Figure content listings
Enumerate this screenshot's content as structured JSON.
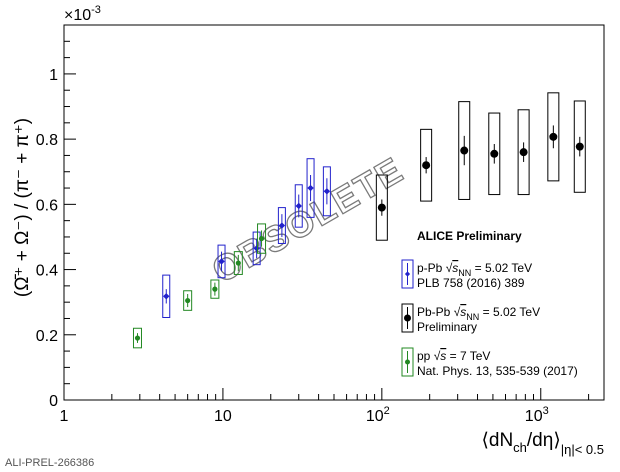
{
  "chart_data": {
    "type": "scatter",
    "title": "",
    "xlabel": {
      "text": "⟨dN",
      "sub1": "ch",
      "mid": "/dη⟩",
      "sub2": "|η|< 0.5"
    },
    "ylabel": "(Ω̄⁺ + Ω⁻) / (π⁻ + π⁺)",
    "y_exponent_label": "×10",
    "y_exponent_power": "-3",
    "x_scale": "log",
    "xlim": [
      1,
      2500
    ],
    "ylim": [
      0,
      0.00115
    ],
    "x_ticks": [
      {
        "value": 1,
        "label": "1"
      },
      {
        "value": 10,
        "label": "10"
      },
      {
        "value": 100,
        "label": "10",
        "sup": "2"
      },
      {
        "value": 1000,
        "label": "10",
        "sup": "3"
      }
    ],
    "y_ticks": [
      {
        "value": 0,
        "label": "0"
      },
      {
        "value": 0.0002,
        "label": "0.2"
      },
      {
        "value": 0.0004,
        "label": "0.4"
      },
      {
        "value": 0.0006,
        "label": "0.6"
      },
      {
        "value": 0.0008,
        "label": "0.8"
      },
      {
        "value": 0.001,
        "label": "1"
      }
    ],
    "grid": false,
    "legend_position": "right",
    "annotation_header": "ALICE Preliminary",
    "watermark": "OBSOLETE",
    "series": [
      {
        "name": "p-Pb √s_NN = 5.02 TeV",
        "legend_line1_prefix": "p-Pb ",
        "legend_line1_suffix": " = 5.02 TeV",
        "legend_sqrt_var": "s",
        "legend_sqrt_sub": "NN",
        "legend_line2": "PLB 758 (2016) 389",
        "color": "#2222cc",
        "marker": "diamond",
        "points": [
          {
            "x": 4.4,
            "y": 0.000318,
            "stat": 2.2e-05,
            "sys": 6.5e-05
          },
          {
            "x": 9.8,
            "y": 0.000425,
            "stat": 3e-05,
            "sys": 5e-05
          },
          {
            "x": 16.3,
            "y": 0.000465,
            "stat": 3e-05,
            "sys": 5e-05
          },
          {
            "x": 23.5,
            "y": 0.000535,
            "stat": 3.5e-05,
            "sys": 5.5e-05
          },
          {
            "x": 30.0,
            "y": 0.000595,
            "stat": 3.5e-05,
            "sys": 6.5e-05
          },
          {
            "x": 35.6,
            "y": 0.00065,
            "stat": 4e-05,
            "sys": 9e-05
          },
          {
            "x": 45.1,
            "y": 0.00064,
            "stat": 4e-05,
            "sys": 7.5e-05
          }
        ]
      },
      {
        "name": "Pb-Pb √s_NN = 5.02 TeV",
        "legend_line1_prefix": "Pb-Pb ",
        "legend_line1_suffix": " = 5.02 TeV",
        "legend_sqrt_var": "s",
        "legend_sqrt_sub": "NN",
        "legend_line2": "Preliminary",
        "color": "#000000",
        "marker": "circle",
        "points": [
          {
            "x": 100,
            "y": 0.00059,
            "stat": 2.5e-05,
            "sys": 0.0001
          },
          {
            "x": 190,
            "y": 0.00072,
            "stat": 2.5e-05,
            "sys": 0.00011
          },
          {
            "x": 330,
            "y": 0.000765,
            "stat": 4.5e-05,
            "sys": 0.00015
          },
          {
            "x": 510,
            "y": 0.000755,
            "stat": 3e-05,
            "sys": 0.000125
          },
          {
            "x": 780,
            "y": 0.00076,
            "stat": 3e-05,
            "sys": 0.00013
          },
          {
            "x": 1200,
            "y": 0.000807,
            "stat": 3.5e-05,
            "sys": 0.000135
          },
          {
            "x": 1760,
            "y": 0.000777,
            "stat": 3e-05,
            "sys": 0.00014
          }
        ]
      },
      {
        "name": "pp √s = 7 TeV",
        "legend_line1_prefix": "pp ",
        "legend_line1_suffix": " = 7 TeV",
        "legend_sqrt_var": "s",
        "legend_sqrt_sub": "",
        "legend_line2": "Nat. Phys. 13, 535-539 (2017)",
        "color": "#228822",
        "marker": "circle-small",
        "points": [
          {
            "x": 2.9,
            "y": 0.00019,
            "stat": 1.5e-05,
            "sys": 3e-05
          },
          {
            "x": 6.0,
            "y": 0.000305,
            "stat": 2e-05,
            "sys": 3e-05
          },
          {
            "x": 8.9,
            "y": 0.00034,
            "stat": 2e-05,
            "sys": 2.8e-05
          },
          {
            "x": 12.5,
            "y": 0.00042,
            "stat": 2.5e-05,
            "sys": 3.5e-05
          },
          {
            "x": 17.5,
            "y": 0.000495,
            "stat": 2.5e-05,
            "sys": 4.5e-05
          }
        ]
      }
    ]
  },
  "footer": {
    "label": "ALI-PREL-266386"
  }
}
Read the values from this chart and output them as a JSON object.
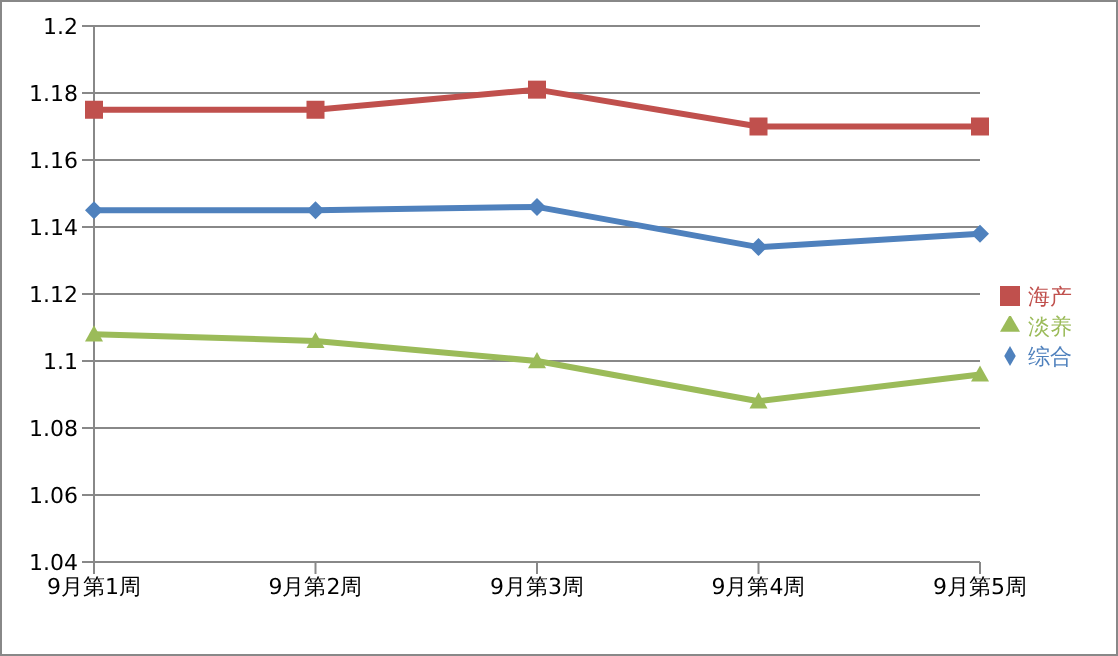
{
  "chart_data": {
    "type": "line",
    "categories": [
      "9月第1周",
      "9月第2周",
      "9月第3周",
      "9月第4周",
      "9月第5周"
    ],
    "series": [
      {
        "name": "综合",
        "color": "#4f81bd",
        "marker": "diamond",
        "values": [
          1.145,
          1.145,
          1.146,
          1.134,
          1.138
        ]
      },
      {
        "name": "海产",
        "color": "#c0504d",
        "marker": "square",
        "values": [
          1.175,
          1.175,
          1.181,
          1.17,
          1.17
        ]
      },
      {
        "name": "淡养",
        "color": "#9bbb59",
        "marker": "triangle",
        "values": [
          1.108,
          1.106,
          1.1,
          1.088,
          1.096
        ]
      }
    ],
    "ylim": [
      1.04,
      1.2
    ],
    "yticks": [
      1.04,
      1.06,
      1.08,
      {
        "value": 1.1,
        "label": "1.1"
      },
      1.12,
      1.14,
      1.16,
      1.18,
      {
        "value": 1.2,
        "label": "1.2"
      }
    ],
    "grid": "y",
    "legend": "right",
    "line_style": "solid"
  }
}
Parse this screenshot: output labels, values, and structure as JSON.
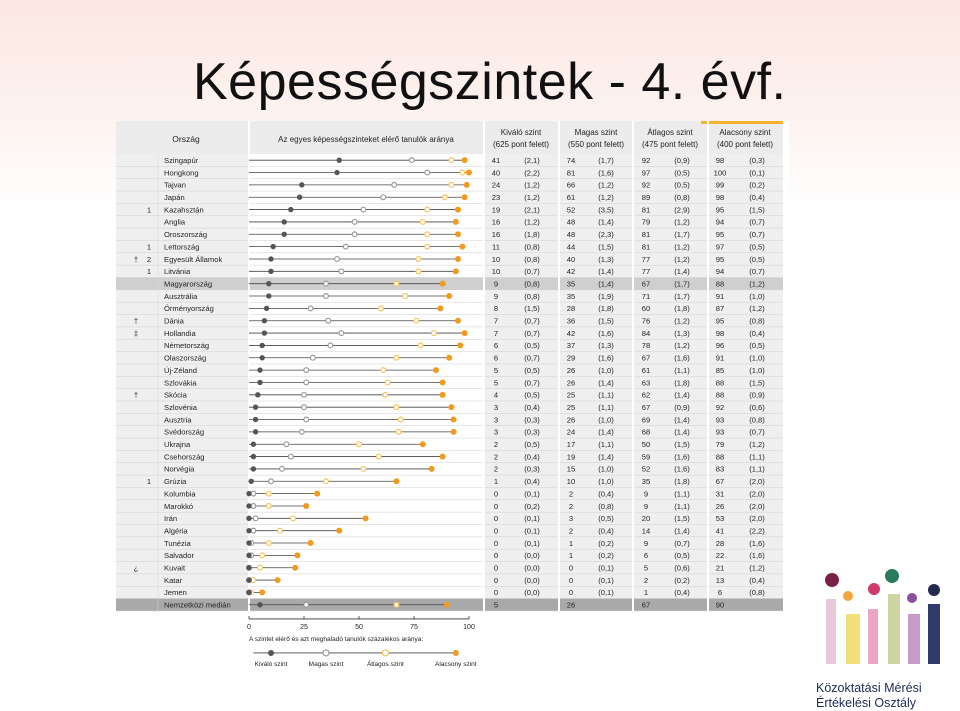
{
  "title": "Képességszintek - 4. évf.",
  "logo": {
    "line1": "Közoktatási Mérési",
    "line2": "Értékelési Osztály"
  },
  "headers": {
    "country": "Ország",
    "chart": "Az egyes képességszinteket elérő tanulók aránya",
    "kivalo": [
      "Kiváló szint",
      "(625 pont felett)"
    ],
    "magas": [
      "Magas szint",
      "(550 pont felett)"
    ],
    "atlagos": [
      "Átlagos szint",
      "(475 pont felett)"
    ],
    "alacsony": [
      "Alacsony szint",
      "(400 pont felett)"
    ]
  },
  "legend": {
    "title": "A szintet elérő és azt meghaladó tanulók százalékos aránya:",
    "items": [
      "Kiváló szint",
      "Magas szint",
      "Átlagos szint",
      "Alacsony szint"
    ]
  },
  "colors": {
    "kivalo": "#555555",
    "magas": "#9a9a9a",
    "atlagos": "#f6c35a",
    "alacsony": "#f39a1e",
    "highlight": "#cfcfcf",
    "header_bar": "#f5b32b"
  },
  "chart_data": {
    "type": "scatter",
    "xlim": [
      0,
      100
    ],
    "xticks": [
      "0",
      "25",
      "50",
      "75",
      "100"
    ],
    "series": [
      {
        "name": "Kiváló szint",
        "key": "k"
      },
      {
        "name": "Magas szint",
        "key": "m"
      },
      {
        "name": "Átlagos szint",
        "key": "a"
      },
      {
        "name": "Alacsony szint",
        "key": "l"
      }
    ],
    "rows": [
      {
        "mark1": "",
        "mark2": "",
        "country": "Szingapúr",
        "k": 41,
        "kse": "(2,1)",
        "m": 74,
        "mse": "(1,7)",
        "a": 92,
        "ase": "(0,9)",
        "l": 98,
        "lse": "(0,3)"
      },
      {
        "mark1": "",
        "mark2": "",
        "country": "Hongkong",
        "k": 40,
        "kse": "(2,2)",
        "m": 81,
        "mse": "(1,6)",
        "a": 97,
        "ase": "(0,5)",
        "l": 100,
        "lse": "(0,1)"
      },
      {
        "mark1": "",
        "mark2": "",
        "country": "Tajvan",
        "k": 24,
        "kse": "(1,2)",
        "m": 66,
        "mse": "(1,2)",
        "a": 92,
        "ase": "(0,5)",
        "l": 99,
        "lse": "(0,2)"
      },
      {
        "mark1": "",
        "mark2": "",
        "country": "Japán",
        "k": 23,
        "kse": "(1,2)",
        "m": 61,
        "mse": "(1,2)",
        "a": 89,
        "ase": "(0,8)",
        "l": 98,
        "lse": "(0,4)"
      },
      {
        "mark1": "1",
        "mark2": "",
        "country": "Kazahsztán",
        "k": 19,
        "kse": "(2,1)",
        "m": 52,
        "mse": "(3,5)",
        "a": 81,
        "ase": "(2,9)",
        "l": 95,
        "lse": "(1,5)"
      },
      {
        "mark1": "",
        "mark2": "",
        "country": "Anglia",
        "k": 16,
        "kse": "(1,2)",
        "m": 48,
        "mse": "(1,4)",
        "a": 79,
        "ase": "(1,2)",
        "l": 94,
        "lse": "(0,7)"
      },
      {
        "mark1": "",
        "mark2": "",
        "country": "Oroszország",
        "k": 16,
        "kse": "(1,8)",
        "m": 48,
        "mse": "(2,3)",
        "a": 81,
        "ase": "(1,7)",
        "l": 95,
        "lse": "(0,7)"
      },
      {
        "mark1": "1",
        "mark2": "",
        "country": "Lettország",
        "k": 11,
        "kse": "(0,8)",
        "m": 44,
        "mse": "(1,5)",
        "a": 81,
        "ase": "(1,2)",
        "l": 97,
        "lse": "(0,5)"
      },
      {
        "mark1": "2",
        "mark2": "†",
        "country": "Egyesült Államok",
        "k": 10,
        "kse": "(0,8)",
        "m": 40,
        "mse": "(1,3)",
        "a": 77,
        "ase": "(1,2)",
        "l": 95,
        "lse": "(0,5)"
      },
      {
        "mark1": "1",
        "mark2": "",
        "country": "Litvánia",
        "k": 10,
        "kse": "(0,7)",
        "m": 42,
        "mse": "(1,4)",
        "a": 77,
        "ase": "(1,4)",
        "l": 94,
        "lse": "(0,7)"
      },
      {
        "mark1": "",
        "mark2": "",
        "country": "Magyarország",
        "k": 9,
        "kse": "(0,8)",
        "m": 35,
        "mse": "(1,4)",
        "a": 67,
        "ase": "(1,7)",
        "l": 88,
        "lse": "(1,2)",
        "hl": true
      },
      {
        "mark1": "",
        "mark2": "",
        "country": "Ausztrália",
        "k": 9,
        "kse": "(0,8)",
        "m": 35,
        "mse": "(1,9)",
        "a": 71,
        "ase": "(1,7)",
        "l": 91,
        "lse": "(1,0)"
      },
      {
        "mark1": "",
        "mark2": "",
        "country": "Örményország",
        "k": 8,
        "kse": "(1,5)",
        "m": 28,
        "mse": "(1,8)",
        "a": 60,
        "ase": "(1,8)",
        "l": 87,
        "lse": "(1,2)"
      },
      {
        "mark1": "",
        "mark2": "†",
        "country": "Dánia",
        "k": 7,
        "kse": "(0,7)",
        "m": 36,
        "mse": "(1,5)",
        "a": 76,
        "ase": "(1,2)",
        "l": 95,
        "lse": "(0,8)"
      },
      {
        "mark1": "",
        "mark2": "‡",
        "country": "Hollandia",
        "k": 7,
        "kse": "(0,7)",
        "m": 42,
        "mse": "(1,6)",
        "a": 84,
        "ase": "(1,3)",
        "l": 98,
        "lse": "(0,4)"
      },
      {
        "mark1": "",
        "mark2": "",
        "country": "Németország",
        "k": 6,
        "kse": "(0,5)",
        "m": 37,
        "mse": "(1,3)",
        "a": 78,
        "ase": "(1,2)",
        "l": 96,
        "lse": "(0,5)"
      },
      {
        "mark1": "",
        "mark2": "",
        "country": "Olaszország",
        "k": 6,
        "kse": "(0,7)",
        "m": 29,
        "mse": "(1,6)",
        "a": 67,
        "ase": "(1,6)",
        "l": 91,
        "lse": "(1,0)"
      },
      {
        "mark1": "",
        "mark2": "",
        "country": "Új-Zéland",
        "k": 5,
        "kse": "(0,5)",
        "m": 26,
        "mse": "(1,0)",
        "a": 61,
        "ase": "(1,1)",
        "l": 85,
        "lse": "(1,0)"
      },
      {
        "mark1": "",
        "mark2": "",
        "country": "Szlovákia",
        "k": 5,
        "kse": "(0,7)",
        "m": 26,
        "mse": "(1,4)",
        "a": 63,
        "ase": "(1,8)",
        "l": 88,
        "lse": "(1,5)"
      },
      {
        "mark1": "",
        "mark2": "†",
        "country": "Skócia",
        "k": 4,
        "kse": "(0,5)",
        "m": 25,
        "mse": "(1,1)",
        "a": 62,
        "ase": "(1,4)",
        "l": 88,
        "lse": "(0,9)"
      },
      {
        "mark1": "",
        "mark2": "",
        "country": "Szlovénia",
        "k": 3,
        "kse": "(0,4)",
        "m": 25,
        "mse": "(1,1)",
        "a": 67,
        "ase": "(0,9)",
        "l": 92,
        "lse": "(0,6)"
      },
      {
        "mark1": "",
        "mark2": "",
        "country": "Ausztria",
        "k": 3,
        "kse": "(0,3)",
        "m": 26,
        "mse": "(1,0)",
        "a": 69,
        "ase": "(1,4)",
        "l": 93,
        "lse": "(0,8)"
      },
      {
        "mark1": "",
        "mark2": "",
        "country": "Svédország",
        "k": 3,
        "kse": "(0,3)",
        "m": 24,
        "mse": "(1,4)",
        "a": 68,
        "ase": "(1,4)",
        "l": 93,
        "lse": "(0,7)"
      },
      {
        "mark1": "",
        "mark2": "",
        "country": "Ukrajna",
        "k": 2,
        "kse": "(0,5)",
        "m": 17,
        "mse": "(1,1)",
        "a": 50,
        "ase": "(1,5)",
        "l": 79,
        "lse": "(1,2)"
      },
      {
        "mark1": "",
        "mark2": "",
        "country": "Csehország",
        "k": 2,
        "kse": "(0,4)",
        "m": 19,
        "mse": "(1,4)",
        "a": 59,
        "ase": "(1,6)",
        "l": 88,
        "lse": "(1,1)"
      },
      {
        "mark1": "",
        "mark2": "",
        "country": "Norvégia",
        "k": 2,
        "kse": "(0,3)",
        "m": 15,
        "mse": "(1,0)",
        "a": 52,
        "ase": "(1,6)",
        "l": 83,
        "lse": "(1,1)"
      },
      {
        "mark1": "1",
        "mark2": "",
        "country": "Grúzia",
        "k": 1,
        "kse": "(0,4)",
        "m": 10,
        "mse": "(1,0)",
        "a": 35,
        "ase": "(1,8)",
        "l": 67,
        "lse": "(2,0)"
      },
      {
        "mark1": "",
        "mark2": "",
        "country": "Kolumbia",
        "k": 0,
        "kse": "(0,1)",
        "m": 2,
        "mse": "(0,4)",
        "a": 9,
        "ase": "(1,1)",
        "l": 31,
        "lse": "(2,0)"
      },
      {
        "mark1": "",
        "mark2": "",
        "country": "Marokkó",
        "k": 0,
        "kse": "(0,2)",
        "m": 2,
        "mse": "(0,8)",
        "a": 9,
        "ase": "(1,1)",
        "l": 26,
        "lse": "(2,0)"
      },
      {
        "mark1": "",
        "mark2": "",
        "country": "Irán",
        "k": 0,
        "kse": "(0,1)",
        "m": 3,
        "mse": "(0,5)",
        "a": 20,
        "ase": "(1,5)",
        "l": 53,
        "lse": "(2,0)"
      },
      {
        "mark1": "",
        "mark2": "",
        "country": "Algéria",
        "k": 0,
        "kse": "(0,1)",
        "m": 2,
        "mse": "(0,4)",
        "a": 14,
        "ase": "(1,4)",
        "l": 41,
        "lse": "(2,2)"
      },
      {
        "mark1": "",
        "mark2": "",
        "country": "Tunézia",
        "k": 0,
        "kse": "(0,1)",
        "m": 1,
        "mse": "(0,2)",
        "a": 9,
        "ase": "(0,7)",
        "l": 28,
        "lse": "(1,6)"
      },
      {
        "mark1": "",
        "mark2": "",
        "country": "Salvador",
        "k": 0,
        "kse": "(0,0)",
        "m": 1,
        "mse": "(0,2)",
        "a": 6,
        "ase": "(0,5)",
        "l": 22,
        "lse": "(1,6)"
      },
      {
        "mark1": "",
        "mark2": "¿",
        "country": "Kuvait",
        "k": 0,
        "kse": "(0,0)",
        "m": 0,
        "mse": "(0,1)",
        "a": 5,
        "ase": "(0,6)",
        "l": 21,
        "lse": "(1,2)"
      },
      {
        "mark1": "",
        "mark2": "",
        "country": "Katar",
        "k": 0,
        "kse": "(0,0)",
        "m": 0,
        "mse": "(0,1)",
        "a": 2,
        "ase": "(0,2)",
        "l": 13,
        "lse": "(0,4)"
      },
      {
        "mark1": "",
        "mark2": "",
        "country": "Jemen",
        "k": 0,
        "kse": "(0,0)",
        "m": 0,
        "mse": "(0,1)",
        "a": 1,
        "ase": "(0,4)",
        "l": 6,
        "lse": "(0,8)"
      },
      {
        "mark1": "",
        "mark2": "",
        "country": "Nemzetközi medián",
        "k": 5,
        "kse": "",
        "m": 26,
        "mse": "",
        "a": 67,
        "ase": "",
        "l": 90,
        "lse": "",
        "median": true
      }
    ]
  }
}
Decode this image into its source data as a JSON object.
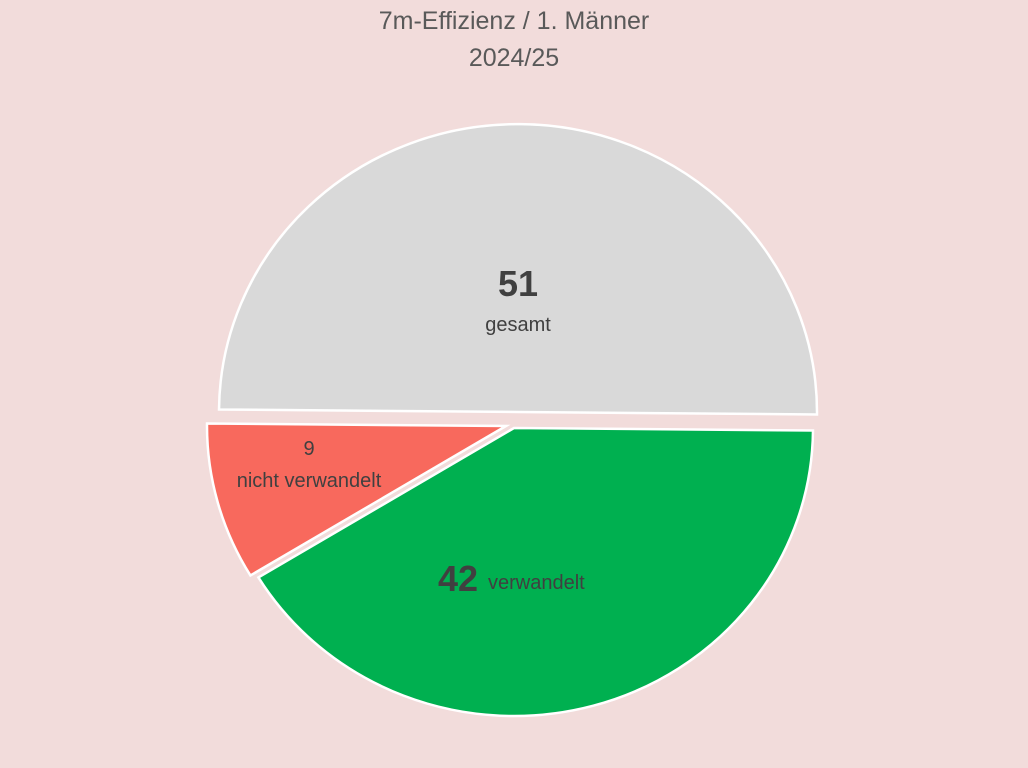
{
  "chart_data": {
    "type": "pie",
    "title": "7m-Effizienz / 1. Männer",
    "subtitle": "2024/25",
    "categories": [
      "gesamt",
      "verwandelt",
      "nicht verwandelt"
    ],
    "values": [
      51,
      42,
      9
    ],
    "colors": [
      "#d9d9d9",
      "#00b050",
      "#f8695d"
    ],
    "labels": [
      {
        "value": "51",
        "text": "gesamt"
      },
      {
        "value": "42",
        "text": "verwandelt"
      },
      {
        "value": "9",
        "text": "nicht verwandelt"
      }
    ]
  }
}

Objective: Scan the records above for the string "nicht", then select every line that holds it.

Response:
      "nicht verwandelt"
        "text": "nicht verwandelt"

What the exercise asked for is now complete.